Copy down every line where the string "和处理后排放水的" shows up.

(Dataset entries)
>>>>>

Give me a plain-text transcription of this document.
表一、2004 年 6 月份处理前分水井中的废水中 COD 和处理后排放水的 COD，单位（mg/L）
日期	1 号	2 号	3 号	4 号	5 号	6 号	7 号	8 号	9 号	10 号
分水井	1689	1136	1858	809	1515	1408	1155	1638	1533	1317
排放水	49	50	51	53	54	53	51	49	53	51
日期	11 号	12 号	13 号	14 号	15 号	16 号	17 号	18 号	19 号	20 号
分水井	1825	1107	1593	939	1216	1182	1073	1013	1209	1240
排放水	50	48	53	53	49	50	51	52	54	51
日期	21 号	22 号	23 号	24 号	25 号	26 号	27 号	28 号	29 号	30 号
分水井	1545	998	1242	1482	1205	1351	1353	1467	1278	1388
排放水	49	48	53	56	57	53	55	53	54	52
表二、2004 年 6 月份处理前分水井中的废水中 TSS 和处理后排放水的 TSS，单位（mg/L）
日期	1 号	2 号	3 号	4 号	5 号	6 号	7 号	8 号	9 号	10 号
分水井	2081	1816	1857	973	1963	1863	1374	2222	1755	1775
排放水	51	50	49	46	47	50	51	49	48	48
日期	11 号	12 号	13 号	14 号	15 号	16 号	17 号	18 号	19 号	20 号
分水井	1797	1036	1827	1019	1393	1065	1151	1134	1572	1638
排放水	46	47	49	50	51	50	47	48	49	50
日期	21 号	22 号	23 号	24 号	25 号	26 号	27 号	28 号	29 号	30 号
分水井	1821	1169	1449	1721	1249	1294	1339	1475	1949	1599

<<<<<

#### THE REPLY:
表一、2004 年 6 月份处理前分水井中的废水中 COD 和处理后排放水的 COD，单位（mg/L）
表二、2004 年 6 月份处理前分水井中的废水中 TSS 和处理后排放水的 TSS，单位（mg/L）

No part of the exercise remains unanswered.